Short task ▸
Work out how many lines in the entries contain the string "Channel", and give nothing but that number.

Supplied records ▸
—————

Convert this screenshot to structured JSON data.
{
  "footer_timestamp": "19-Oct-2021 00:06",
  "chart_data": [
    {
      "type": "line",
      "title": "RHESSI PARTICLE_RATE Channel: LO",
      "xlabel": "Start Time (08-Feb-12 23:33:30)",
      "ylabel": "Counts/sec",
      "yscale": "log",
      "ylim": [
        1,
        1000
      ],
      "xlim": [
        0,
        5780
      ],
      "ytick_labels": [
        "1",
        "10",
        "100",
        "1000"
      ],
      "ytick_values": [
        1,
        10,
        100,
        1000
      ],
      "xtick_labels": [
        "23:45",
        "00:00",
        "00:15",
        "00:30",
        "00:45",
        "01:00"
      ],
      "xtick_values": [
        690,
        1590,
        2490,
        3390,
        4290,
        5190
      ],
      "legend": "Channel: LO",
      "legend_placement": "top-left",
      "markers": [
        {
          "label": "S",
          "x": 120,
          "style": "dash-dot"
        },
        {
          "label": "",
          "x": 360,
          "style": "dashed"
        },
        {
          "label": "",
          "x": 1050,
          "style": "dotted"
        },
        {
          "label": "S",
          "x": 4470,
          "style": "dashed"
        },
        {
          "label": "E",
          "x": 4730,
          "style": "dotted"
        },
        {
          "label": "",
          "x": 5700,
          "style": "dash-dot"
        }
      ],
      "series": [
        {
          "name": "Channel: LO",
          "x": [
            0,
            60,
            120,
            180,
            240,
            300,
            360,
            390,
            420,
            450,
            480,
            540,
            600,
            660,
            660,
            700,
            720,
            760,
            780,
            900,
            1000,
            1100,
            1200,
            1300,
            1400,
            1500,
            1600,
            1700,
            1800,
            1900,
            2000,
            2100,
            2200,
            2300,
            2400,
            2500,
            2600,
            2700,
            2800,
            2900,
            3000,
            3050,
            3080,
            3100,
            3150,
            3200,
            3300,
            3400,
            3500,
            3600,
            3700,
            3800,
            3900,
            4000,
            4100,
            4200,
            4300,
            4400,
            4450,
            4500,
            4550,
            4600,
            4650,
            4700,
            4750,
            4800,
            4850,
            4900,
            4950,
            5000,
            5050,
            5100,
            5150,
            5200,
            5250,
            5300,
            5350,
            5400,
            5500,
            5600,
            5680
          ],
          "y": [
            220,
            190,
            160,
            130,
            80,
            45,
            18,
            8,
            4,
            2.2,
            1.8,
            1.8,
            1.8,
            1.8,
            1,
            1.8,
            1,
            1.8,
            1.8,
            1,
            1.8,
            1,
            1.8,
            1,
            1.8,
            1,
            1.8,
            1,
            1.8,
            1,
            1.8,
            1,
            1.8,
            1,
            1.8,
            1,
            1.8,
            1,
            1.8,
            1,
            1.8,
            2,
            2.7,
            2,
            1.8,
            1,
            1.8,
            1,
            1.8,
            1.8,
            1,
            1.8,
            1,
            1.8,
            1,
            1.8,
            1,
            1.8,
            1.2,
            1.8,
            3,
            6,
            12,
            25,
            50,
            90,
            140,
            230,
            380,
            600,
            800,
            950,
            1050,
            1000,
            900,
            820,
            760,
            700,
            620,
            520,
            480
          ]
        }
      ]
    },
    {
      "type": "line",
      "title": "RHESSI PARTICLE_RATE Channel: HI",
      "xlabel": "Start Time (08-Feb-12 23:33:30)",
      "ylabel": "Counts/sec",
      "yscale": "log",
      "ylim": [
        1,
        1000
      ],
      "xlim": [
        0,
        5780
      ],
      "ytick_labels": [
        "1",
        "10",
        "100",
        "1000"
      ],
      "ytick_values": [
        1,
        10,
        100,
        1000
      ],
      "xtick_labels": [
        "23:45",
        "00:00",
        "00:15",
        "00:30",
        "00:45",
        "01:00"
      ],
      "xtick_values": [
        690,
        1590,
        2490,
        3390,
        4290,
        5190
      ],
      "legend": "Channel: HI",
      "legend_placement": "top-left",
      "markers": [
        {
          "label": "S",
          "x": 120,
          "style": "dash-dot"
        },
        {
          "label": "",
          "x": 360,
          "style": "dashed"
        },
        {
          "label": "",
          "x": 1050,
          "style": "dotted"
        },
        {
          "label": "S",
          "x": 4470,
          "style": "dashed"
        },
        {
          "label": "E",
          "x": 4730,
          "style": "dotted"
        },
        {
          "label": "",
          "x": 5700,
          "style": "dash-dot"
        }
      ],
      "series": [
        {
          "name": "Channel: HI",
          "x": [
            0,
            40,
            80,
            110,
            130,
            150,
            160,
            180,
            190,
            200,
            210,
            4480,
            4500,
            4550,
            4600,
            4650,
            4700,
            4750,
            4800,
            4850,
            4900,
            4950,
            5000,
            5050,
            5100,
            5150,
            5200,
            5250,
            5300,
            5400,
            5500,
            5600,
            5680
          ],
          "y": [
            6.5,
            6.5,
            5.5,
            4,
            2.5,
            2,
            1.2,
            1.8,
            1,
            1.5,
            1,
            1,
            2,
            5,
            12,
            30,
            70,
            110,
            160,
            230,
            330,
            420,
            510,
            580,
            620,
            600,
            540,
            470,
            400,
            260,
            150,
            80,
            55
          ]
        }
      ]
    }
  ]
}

—————

Solution for this problem ▸
6